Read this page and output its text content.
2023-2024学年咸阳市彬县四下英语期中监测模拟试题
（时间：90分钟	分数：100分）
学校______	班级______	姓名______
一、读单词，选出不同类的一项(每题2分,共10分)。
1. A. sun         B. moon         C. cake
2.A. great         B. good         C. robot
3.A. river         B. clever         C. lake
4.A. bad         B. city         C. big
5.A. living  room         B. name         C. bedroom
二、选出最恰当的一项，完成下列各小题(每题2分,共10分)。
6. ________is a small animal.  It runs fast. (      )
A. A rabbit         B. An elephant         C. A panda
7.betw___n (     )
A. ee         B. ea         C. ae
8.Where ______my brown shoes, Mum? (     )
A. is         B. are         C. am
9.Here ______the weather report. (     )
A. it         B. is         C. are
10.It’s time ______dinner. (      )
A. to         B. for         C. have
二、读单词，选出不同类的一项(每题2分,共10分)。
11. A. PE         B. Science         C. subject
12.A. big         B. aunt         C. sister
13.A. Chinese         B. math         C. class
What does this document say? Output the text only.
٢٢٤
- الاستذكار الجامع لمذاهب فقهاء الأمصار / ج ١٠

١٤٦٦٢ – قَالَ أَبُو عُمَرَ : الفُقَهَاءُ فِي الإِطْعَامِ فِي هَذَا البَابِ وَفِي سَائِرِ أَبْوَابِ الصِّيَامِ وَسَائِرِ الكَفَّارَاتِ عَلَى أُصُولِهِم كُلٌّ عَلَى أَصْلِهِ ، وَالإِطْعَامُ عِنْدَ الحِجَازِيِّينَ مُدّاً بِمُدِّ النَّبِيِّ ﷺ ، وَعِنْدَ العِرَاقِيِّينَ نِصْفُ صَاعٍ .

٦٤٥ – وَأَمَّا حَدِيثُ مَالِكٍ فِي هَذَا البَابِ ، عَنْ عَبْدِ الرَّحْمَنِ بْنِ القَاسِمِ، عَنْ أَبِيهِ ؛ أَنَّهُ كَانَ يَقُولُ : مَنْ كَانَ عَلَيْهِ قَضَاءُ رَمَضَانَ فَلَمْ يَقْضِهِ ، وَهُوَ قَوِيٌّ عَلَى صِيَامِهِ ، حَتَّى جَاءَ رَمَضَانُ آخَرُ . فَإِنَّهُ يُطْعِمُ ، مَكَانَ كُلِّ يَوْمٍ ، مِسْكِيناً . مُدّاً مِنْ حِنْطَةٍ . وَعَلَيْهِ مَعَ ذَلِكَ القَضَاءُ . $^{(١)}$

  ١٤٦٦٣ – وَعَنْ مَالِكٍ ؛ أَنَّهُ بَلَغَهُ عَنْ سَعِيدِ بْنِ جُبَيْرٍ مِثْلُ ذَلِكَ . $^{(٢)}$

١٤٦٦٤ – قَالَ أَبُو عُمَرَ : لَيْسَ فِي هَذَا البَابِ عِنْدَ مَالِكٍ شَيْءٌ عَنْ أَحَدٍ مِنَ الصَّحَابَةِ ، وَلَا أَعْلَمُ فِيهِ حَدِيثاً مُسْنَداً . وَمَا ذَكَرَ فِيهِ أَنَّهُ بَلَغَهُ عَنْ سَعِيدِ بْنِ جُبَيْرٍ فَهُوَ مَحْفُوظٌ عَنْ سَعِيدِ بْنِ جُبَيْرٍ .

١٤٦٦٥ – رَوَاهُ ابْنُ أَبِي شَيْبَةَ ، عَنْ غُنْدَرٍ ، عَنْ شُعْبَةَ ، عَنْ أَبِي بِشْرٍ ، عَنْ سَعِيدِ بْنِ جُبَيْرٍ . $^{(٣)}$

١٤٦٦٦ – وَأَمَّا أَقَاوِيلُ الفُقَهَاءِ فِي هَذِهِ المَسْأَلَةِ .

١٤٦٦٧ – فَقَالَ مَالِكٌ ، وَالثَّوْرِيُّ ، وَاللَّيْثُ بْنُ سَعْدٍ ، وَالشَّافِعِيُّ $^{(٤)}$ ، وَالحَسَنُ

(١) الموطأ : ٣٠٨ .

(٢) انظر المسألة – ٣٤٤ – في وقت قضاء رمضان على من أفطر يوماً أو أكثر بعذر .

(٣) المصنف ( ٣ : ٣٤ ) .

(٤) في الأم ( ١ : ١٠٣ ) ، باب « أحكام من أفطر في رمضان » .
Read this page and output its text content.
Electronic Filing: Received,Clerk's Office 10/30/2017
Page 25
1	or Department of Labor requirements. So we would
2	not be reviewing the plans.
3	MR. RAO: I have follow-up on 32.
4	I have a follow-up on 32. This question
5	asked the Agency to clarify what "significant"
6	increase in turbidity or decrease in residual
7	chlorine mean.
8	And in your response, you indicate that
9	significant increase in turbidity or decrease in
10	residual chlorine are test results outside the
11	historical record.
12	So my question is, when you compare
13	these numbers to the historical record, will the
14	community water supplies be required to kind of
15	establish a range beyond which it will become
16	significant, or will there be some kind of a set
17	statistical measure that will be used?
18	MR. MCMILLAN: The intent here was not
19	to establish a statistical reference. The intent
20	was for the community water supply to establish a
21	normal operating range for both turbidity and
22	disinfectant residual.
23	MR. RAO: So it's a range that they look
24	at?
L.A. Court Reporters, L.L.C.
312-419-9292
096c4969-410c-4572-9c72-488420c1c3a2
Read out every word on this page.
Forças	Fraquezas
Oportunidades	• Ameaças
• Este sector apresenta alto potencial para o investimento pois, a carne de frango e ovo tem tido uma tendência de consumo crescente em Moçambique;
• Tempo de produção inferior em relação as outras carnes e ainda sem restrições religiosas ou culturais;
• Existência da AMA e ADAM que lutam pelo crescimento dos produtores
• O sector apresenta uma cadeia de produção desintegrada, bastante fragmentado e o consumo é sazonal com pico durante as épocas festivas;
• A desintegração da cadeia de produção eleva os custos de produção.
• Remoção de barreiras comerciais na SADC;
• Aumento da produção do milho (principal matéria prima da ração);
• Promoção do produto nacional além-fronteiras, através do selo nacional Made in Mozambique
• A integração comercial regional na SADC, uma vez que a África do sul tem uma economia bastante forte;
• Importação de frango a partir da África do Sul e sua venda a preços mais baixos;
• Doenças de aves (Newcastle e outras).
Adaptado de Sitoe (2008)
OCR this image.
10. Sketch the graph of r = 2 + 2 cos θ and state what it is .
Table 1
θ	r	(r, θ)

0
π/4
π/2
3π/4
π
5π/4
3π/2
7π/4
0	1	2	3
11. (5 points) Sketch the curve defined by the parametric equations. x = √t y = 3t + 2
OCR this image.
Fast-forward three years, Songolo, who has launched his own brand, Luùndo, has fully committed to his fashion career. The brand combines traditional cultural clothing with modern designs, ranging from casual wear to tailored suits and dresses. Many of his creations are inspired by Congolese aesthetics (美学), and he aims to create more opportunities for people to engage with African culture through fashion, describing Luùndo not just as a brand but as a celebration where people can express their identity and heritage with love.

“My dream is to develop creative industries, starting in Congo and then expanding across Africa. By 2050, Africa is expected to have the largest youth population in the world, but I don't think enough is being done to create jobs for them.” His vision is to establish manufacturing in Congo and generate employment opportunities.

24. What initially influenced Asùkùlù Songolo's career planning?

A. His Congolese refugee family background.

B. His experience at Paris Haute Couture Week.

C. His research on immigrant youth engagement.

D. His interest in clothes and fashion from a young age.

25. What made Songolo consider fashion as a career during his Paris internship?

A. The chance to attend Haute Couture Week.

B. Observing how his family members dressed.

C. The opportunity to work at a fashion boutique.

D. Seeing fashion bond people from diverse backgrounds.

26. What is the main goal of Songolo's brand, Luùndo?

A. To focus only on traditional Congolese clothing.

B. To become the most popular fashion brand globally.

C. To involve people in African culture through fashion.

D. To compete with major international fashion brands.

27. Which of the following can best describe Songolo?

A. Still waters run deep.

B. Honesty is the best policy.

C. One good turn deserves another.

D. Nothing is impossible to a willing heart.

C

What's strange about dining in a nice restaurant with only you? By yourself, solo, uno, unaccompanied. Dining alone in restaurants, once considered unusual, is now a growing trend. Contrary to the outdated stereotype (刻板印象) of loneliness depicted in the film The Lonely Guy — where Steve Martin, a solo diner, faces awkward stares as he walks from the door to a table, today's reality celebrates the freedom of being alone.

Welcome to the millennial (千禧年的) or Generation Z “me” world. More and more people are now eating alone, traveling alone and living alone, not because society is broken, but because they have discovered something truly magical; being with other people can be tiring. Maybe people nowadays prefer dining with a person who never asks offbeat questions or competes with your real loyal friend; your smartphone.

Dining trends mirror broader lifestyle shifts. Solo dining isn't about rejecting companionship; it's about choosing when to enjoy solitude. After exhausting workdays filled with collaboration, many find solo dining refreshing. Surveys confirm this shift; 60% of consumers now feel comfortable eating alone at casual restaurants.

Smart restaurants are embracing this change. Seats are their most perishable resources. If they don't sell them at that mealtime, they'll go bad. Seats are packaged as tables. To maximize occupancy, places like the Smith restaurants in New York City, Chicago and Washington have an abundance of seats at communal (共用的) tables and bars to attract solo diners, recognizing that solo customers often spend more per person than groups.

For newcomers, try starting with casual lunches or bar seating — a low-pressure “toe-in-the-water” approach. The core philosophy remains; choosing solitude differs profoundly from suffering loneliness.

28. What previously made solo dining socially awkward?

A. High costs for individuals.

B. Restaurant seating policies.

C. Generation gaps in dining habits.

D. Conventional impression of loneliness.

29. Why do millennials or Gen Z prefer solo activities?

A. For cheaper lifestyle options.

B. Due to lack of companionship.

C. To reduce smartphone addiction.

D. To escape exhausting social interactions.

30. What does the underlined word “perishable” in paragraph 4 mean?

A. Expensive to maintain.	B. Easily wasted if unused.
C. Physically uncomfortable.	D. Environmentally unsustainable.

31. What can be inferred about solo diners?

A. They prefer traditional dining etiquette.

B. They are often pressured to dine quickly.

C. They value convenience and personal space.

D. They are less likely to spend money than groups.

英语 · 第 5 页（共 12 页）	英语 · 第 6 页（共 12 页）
• • • •
_Exercise_
Where a line above includes "consumo", copy that line.

_Task output_
• Este sector apresenta alto potencial para o investimento pois, a carne de frango e ovo tem tido uma tendência de consumo crescente em Moçambique;
• O sector apresenta uma cadeia de produção desintegrada, bastante fragmentado e o consumo é sazonal com pico durante as épocas festivas;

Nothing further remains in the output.